Records from a data source:
######
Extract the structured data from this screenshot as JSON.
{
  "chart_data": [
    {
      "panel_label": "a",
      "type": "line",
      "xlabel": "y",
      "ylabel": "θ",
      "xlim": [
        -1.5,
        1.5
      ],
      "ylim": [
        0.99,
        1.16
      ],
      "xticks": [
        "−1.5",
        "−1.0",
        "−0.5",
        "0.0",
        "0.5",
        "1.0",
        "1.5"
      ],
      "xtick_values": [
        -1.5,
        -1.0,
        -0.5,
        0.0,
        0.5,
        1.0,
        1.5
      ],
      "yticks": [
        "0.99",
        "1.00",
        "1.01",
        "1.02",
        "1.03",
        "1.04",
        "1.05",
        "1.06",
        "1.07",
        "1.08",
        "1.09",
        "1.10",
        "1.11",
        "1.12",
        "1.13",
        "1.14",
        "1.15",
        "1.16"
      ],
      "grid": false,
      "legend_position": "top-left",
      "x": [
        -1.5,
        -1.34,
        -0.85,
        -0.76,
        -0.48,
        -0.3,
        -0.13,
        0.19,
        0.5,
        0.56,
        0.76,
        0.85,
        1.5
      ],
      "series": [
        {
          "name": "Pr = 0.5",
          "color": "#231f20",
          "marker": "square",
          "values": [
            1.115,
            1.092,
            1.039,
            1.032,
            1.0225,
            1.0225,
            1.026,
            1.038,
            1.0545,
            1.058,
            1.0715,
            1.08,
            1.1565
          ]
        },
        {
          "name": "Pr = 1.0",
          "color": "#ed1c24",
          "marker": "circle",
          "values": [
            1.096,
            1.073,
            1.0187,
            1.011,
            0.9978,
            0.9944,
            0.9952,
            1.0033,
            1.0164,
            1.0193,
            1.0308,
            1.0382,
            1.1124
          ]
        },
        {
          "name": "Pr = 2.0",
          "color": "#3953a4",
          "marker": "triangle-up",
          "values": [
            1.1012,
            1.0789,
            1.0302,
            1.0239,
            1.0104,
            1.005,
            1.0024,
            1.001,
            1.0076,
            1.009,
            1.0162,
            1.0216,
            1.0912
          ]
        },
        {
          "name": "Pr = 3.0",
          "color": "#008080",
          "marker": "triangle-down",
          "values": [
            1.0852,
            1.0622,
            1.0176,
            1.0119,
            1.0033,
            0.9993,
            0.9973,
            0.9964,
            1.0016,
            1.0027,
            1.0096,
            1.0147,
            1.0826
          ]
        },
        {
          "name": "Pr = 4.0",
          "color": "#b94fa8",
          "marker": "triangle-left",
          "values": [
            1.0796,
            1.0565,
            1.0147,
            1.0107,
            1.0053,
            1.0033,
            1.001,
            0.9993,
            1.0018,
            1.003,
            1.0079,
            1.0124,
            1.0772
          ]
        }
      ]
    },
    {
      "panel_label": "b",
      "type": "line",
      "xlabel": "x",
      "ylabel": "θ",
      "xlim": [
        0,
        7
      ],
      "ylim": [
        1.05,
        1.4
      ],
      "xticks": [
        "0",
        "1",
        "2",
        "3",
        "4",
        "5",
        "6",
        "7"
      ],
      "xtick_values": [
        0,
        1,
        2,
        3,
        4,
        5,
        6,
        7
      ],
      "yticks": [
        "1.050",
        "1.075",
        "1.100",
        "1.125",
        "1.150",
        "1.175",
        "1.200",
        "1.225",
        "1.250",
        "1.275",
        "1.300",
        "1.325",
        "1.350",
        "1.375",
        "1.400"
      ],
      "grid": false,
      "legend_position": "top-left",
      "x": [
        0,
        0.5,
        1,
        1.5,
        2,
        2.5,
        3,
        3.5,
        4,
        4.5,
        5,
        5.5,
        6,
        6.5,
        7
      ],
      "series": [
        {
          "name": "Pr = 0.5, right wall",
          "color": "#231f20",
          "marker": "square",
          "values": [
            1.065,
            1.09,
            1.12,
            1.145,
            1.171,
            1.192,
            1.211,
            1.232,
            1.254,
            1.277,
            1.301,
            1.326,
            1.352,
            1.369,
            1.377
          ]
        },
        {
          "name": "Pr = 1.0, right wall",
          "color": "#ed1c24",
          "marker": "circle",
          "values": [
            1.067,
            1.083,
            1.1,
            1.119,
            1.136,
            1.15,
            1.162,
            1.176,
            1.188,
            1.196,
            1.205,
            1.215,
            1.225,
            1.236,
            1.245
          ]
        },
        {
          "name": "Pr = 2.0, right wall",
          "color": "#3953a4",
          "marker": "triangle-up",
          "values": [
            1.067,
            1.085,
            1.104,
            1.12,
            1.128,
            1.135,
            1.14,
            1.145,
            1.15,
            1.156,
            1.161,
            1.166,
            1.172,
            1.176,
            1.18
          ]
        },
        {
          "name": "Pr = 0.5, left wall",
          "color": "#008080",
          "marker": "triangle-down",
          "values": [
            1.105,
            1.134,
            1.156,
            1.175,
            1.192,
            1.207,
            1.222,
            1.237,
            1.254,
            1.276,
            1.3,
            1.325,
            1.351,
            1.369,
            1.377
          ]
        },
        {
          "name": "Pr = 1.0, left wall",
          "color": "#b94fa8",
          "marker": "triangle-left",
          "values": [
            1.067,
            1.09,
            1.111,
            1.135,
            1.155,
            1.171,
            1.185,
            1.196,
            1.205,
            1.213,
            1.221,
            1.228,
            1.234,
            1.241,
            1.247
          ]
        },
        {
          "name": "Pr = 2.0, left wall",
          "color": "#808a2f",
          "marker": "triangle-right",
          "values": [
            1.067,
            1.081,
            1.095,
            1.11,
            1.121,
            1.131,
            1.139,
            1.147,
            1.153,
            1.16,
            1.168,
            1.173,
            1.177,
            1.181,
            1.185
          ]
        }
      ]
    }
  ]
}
######
### [PROBLEM TO SOLVE]
Retype all of the data shown above, word for word.

### [RESPONSE TO THE EXERCISE]
Extract the structured data from this screenshot as JSON.
{
  "chart_data": [
    {
      "panel_label": "a",
      "type": "line",
      "xlabel": "y",
      "ylabel": "θ",
      "xlim": [
        -1.5,
        1.5
      ],
      "ylim": [
        0.99,
        1.16
      ],
      "xticks": [
        "−1.5",
        "−1.0",
        "−0.5",
        "0.0",
        "0.5",
        "1.0",
        "1.5"
      ],
      "xtick_values": [
        -1.5,
        -1.0,
        -0.5,
        0.0,
        0.5,
        1.0,
        1.5
      ],
      "yticks": [
        "0.99",
        "1.00",
        "1.01",
        "1.02",
        "1.03",
        "1.04",
        "1.05",
        "1.06",
        "1.07",
        "1.08",
        "1.09",
        "1.10",
        "1.11",
        "1.12",
        "1.13",
        "1.14",
        "1.15",
        "1.16"
      ],
      "grid": false,
      "legend_position": "top-left",
      "x": [
        -1.5,
        -1.34,
        -0.85,
        -0.76,
        -0.48,
        -0.3,
        -0.13,
        0.19,
        0.5,
        0.56,
        0.76,
        0.85,
        1.5
      ],
      "series": [
        {
          "name": "Pr = 0.5",
          "color": "#231f20",
          "marker": "square",
          "values": [
            1.115,
            1.092,
            1.039,
            1.032,
            1.0225,
            1.0225,
            1.026,
            1.038,
            1.0545,
            1.058,
            1.0715,
            1.08,
            1.1565
          ]
        },
        {
          "name": "Pr = 1.0",
          "color": "#ed1c24",
          "marker": "circle",
          "values": [
            1.096,
            1.073,
            1.0187,
            1.011,
            0.9978,
            0.9944,
            0.9952,
            1.0033,
            1.0164,
            1.0193,
            1.0308,
            1.0382,
            1.1124
          ]
        },
        {
          "name": "Pr = 2.0",
          "color": "#3953a4",
          "marker": "triangle-up",
          "values": [
            1.1012,
            1.0789,
            1.0302,
            1.0239,
            1.0104,
            1.005,
            1.0024,
            1.001,
            1.0076,
            1.009,
            1.0162,
            1.0216,
            1.0912
          ]
        },
        {
          "name": "Pr = 3.0",
          "color": "#008080",
          "marker": "triangle-down",
          "values": [
            1.0852,
            1.0622,
            1.0176,
            1.0119,
            1.0033,
            0.9993,
            0.9973,
            0.9964,
            1.0016,
            1.0027,
            1.0096,
            1.0147,
            1.0826
          ]
        },
        {
          "name": "Pr = 4.0",
          "color": "#b94fa8",
          "marker": "triangle-left",
          "values": [
            1.0796,
            1.0565,
            1.0147,
            1.0107,
            1.0053,
            1.0033,
            1.001,
            0.9993,
            1.0018,
            1.003,
            1.0079,
            1.0124,
            1.0772
          ]
        }
      ]
    },
    {
      "panel_label": "b",
      "type": "line",
      "xlabel": "x",
      "ylabel": "θ",
      "xlim": [
        0,
        7
      ],
      "ylim": [
        1.05,
        1.4
      ],
      "xticks": [
        "0",
        "1",
        "2",
        "3",
        "4",
        "5",
        "6",
        "7"
      ],
      "xtick_values": [
        0,
        1,
        2,
        3,
        4,
        5,
        6,
        7
      ],
      "yticks": [
        "1.050",
        "1.075",
        "1.100",
        "1.125",
        "1.150",
        "1.175",
        "1.200",
        "1.225",
        "1.250",
        "1.275",
        "1.300",
        "1.325",
        "1.350",
        "1.375",
        "1.400"
      ],
      "grid": false,
      "legend_position": "top-left",
      "x": [
        0,
        0.5,
        1,
        1.5,
        2,
        2.5,
        3,
        3.5,
        4,
        4.5,
        5,
        5.5,
        6,
        6.5,
        7
      ],
      "series": [
        {
          "name": "Pr = 0.5, right wall",
          "color": "#231f20",
          "marker": "square",
          "values": [
            1.065,
            1.09,
            1.12,
            1.145,
            1.171,
            1.192,
            1.211,
            1.232,
            1.254,
            1.277,
            1.301,
            1.326,
            1.352,
            1.369,
            1.377
          ]
        },
        {
          "name": "Pr = 1.0, right wall",
          "color": "#ed1c24",
          "marker": "circle",
          "values": [
            1.067,
            1.083,
            1.1,
            1.119,
            1.136,
            1.15,
            1.162,
            1.176,
            1.188,
            1.196,
            1.205,
            1.215,
            1.225,
            1.236,
            1.245
          ]
        },
        {
          "name": "Pr = 2.0, right wall",
          "color": "#3953a4",
          "marker": "triangle-up",
          "values": [
            1.067,
            1.085,
            1.104,
            1.12,
            1.128,
            1.135,
            1.14,
            1.145,
            1.15,
            1.156,
            1.161,
            1.166,
            1.172,
            1.176,
            1.18
          ]
        },
        {
          "name": "Pr = 0.5, left wall",
          "color": "#008080",
          "marker": "triangle-down",
          "values": [
            1.105,
            1.134,
            1.156,
            1.175,
            1.192,
            1.207,
            1.222,
            1.237,
            1.254,
            1.276,
            1.3,
            1.325,
            1.351,
            1.369,
            1.377
          ]
        },
        {
          "name": "Pr = 1.0, left wall",
          "color": "#b94fa8",
          "marker": "triangle-left",
          "values": [
            1.067,
            1.09,
            1.111,
            1.135,
            1.155,
            1.171,
            1.185,
            1.196,
            1.205,
            1.213,
            1.221,
            1.228,
            1.234,
            1.241,
            1.247
          ]
        },
        {
          "name": "Pr = 2.0, left wall",
          "color": "#808a2f",
          "marker": "triangle-right",
          "values": [
            1.067,
            1.081,
            1.095,
            1.11,
            1.121,
            1.131,
            1.139,
            1.147,
            1.153,
            1.16,
            1.168,
            1.173,
            1.177,
            1.181,
            1.185
          ]
        }
      ]
    }
  ]
}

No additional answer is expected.